**WORKING DATA**.
* start *
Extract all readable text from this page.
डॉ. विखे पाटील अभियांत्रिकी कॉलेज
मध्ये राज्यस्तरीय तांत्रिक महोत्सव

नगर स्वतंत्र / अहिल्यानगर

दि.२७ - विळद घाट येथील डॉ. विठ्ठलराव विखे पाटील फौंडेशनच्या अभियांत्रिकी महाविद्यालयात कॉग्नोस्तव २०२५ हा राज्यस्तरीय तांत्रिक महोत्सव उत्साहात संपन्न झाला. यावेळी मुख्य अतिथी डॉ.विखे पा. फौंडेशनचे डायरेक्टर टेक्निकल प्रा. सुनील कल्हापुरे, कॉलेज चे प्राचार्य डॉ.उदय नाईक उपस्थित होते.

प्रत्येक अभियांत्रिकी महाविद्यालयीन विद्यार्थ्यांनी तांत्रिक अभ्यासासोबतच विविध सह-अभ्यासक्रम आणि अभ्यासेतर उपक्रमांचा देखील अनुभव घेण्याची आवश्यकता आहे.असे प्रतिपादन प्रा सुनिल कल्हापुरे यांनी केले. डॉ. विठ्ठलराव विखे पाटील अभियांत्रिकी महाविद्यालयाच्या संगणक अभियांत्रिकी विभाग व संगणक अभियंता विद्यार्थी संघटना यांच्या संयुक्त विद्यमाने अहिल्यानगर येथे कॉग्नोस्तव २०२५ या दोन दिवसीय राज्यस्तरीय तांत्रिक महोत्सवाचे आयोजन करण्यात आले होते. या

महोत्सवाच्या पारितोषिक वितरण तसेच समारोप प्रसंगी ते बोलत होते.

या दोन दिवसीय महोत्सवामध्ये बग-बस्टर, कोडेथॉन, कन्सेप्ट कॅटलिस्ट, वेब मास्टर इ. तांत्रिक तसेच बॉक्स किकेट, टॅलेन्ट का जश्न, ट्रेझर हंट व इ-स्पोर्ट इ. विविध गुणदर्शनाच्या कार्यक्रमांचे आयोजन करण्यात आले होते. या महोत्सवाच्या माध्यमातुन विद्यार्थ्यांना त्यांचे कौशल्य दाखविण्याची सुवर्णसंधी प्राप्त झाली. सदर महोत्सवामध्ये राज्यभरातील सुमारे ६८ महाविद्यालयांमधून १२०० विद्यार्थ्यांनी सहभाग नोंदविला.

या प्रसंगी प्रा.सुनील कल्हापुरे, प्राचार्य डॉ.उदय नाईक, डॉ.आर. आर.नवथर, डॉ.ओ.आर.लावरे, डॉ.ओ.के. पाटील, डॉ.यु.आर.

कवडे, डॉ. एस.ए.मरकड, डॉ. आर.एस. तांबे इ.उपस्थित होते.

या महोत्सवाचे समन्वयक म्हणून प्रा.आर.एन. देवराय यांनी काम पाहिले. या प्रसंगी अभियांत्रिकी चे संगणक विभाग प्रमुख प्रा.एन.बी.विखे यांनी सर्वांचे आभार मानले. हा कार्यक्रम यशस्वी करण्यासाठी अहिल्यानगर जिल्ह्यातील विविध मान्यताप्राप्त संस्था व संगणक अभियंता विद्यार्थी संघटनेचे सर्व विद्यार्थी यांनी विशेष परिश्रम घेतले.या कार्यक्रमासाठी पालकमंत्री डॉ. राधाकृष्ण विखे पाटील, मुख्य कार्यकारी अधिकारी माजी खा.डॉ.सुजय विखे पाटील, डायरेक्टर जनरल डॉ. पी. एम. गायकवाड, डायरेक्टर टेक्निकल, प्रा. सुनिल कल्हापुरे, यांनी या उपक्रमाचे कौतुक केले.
* end *
**GIVEN PROBLEM**. Output the full listing exactly as it stands.

**TASK SOLUTION**.
Extract all readable text from this page.
डॉ. विखे पाटील अभियांत्रिकी कॉलेज
मध्ये राज्यस्तरीय तांत्रिक महोत्सव

नगर स्वतंत्र / अहिल्यानगर

दि.२७ - विळद घाट येथील डॉ. विठ्ठलराव विखे पाटील फौंडेशनच्या अभियांत्रिकी महाविद्यालयात कॉग्नोस्तव २०२५ हा राज्यस्तरीय तांत्रिक महोत्सव उत्साहात संपन्न झाला. यावेळी मुख्य अतिथी डॉ.विखे पा. फौंडेशनचे डायरेक्टर टेक्निकल प्रा. सुनील कल्हापुरे, कॉलेज चे प्राचार्य डॉ.उदय नाईक उपस्थित होते.

प्रत्येक अभियांत्रिकी महाविद्यालयीन विद्यार्थ्यांनी तांत्रिक अभ्यासासोबतच विविध सह-अभ्यासक्रम आणि अभ्यासेतर उपक्रमांचा देखील अनुभव घेण्याची आवश्यकता आहे.असे प्रतिपादन प्रा सुनिल कल्हापुरे यांनी केले. डॉ. विठ्ठलराव विखे पाटील अभियांत्रिकी महाविद्यालयाच्या संगणक अभियांत्रिकी विभाग व संगणक अभियंता विद्यार्थी संघटना यांच्या संयुक्त विद्यमाने अहिल्यानगर येथे कॉग्नोस्तव २०२५ या दोन दिवसीय राज्यस्तरीय तांत्रिक महोत्सवाचे आयोजन करण्यात आले होते. या

महोत्सवाच्या पारितोषिक वितरण तसेच समारोप प्रसंगी ते बोलत होते.

या दोन दिवसीय महोत्सवामध्ये बग-बस्टर, कोडेथॉन, कन्सेप्ट कॅटलिस्ट, वेब मास्टर इ. तांत्रिक तसेच बॉक्स किकेट, टॅलेन्ट का जश्न, ट्रेझर हंट व इ-स्पोर्ट इ. विविध गुणदर्शनाच्या कार्यक्रमांचे आयोजन करण्यात आले होते. या महोत्सवाच्या माध्यमातुन विद्यार्थ्यांना त्यांचे कौशल्य दाखविण्याची सुवर्णसंधी प्राप्त झाली. सदर महोत्सवामध्ये राज्यभरातील सुमारे ६८ महाविद्यालयांमधून १२०० विद्यार्थ्यांनी सहभाग नोंदविला.

या प्रसंगी प्रा.सुनील कल्हापुरे, प्राचार्य डॉ.उदय नाईक, डॉ.आर. आर.नवथर, डॉ.ओ.आर.लावरे, डॉ.ओ.के. पाटील, डॉ.यु.आर.

कवडे, डॉ. एस.ए.मरकड, डॉ. आर.एस. तांबे इ.उपस्थित होते.

या महोत्सवाचे समन्वयक म्हणून प्रा.आर.एन. देवराय यांनी काम पाहिले. या प्रसंगी अभियांत्रिकी चे संगणक विभाग प्रमुख प्रा.एन.बी.विखे यांनी सर्वांचे आभार मानले. हा कार्यक्रम यशस्वी करण्यासाठी अहिल्यानगर जिल्ह्यातील विविध मान्यताप्राप्त संस्था व संगणक अभियंता विद्यार्थी संघटनेचे सर्व विद्यार्थी यांनी विशेष परिश्रम घेतले.या कार्यक्रमासाठी पालकमंत्री डॉ. राधाकृष्ण विखे पाटील, मुख्य कार्यकारी अधिकारी माजी खा.डॉ.सुजय विखे पाटील, डायरेक्टर जनरल डॉ. पी. एम. गायकवाड, डायरेक्टर टेक्निकल, प्रा. सुनिल कल्हापुरे, यांनी या उपक्रमाचे कौतुक केले.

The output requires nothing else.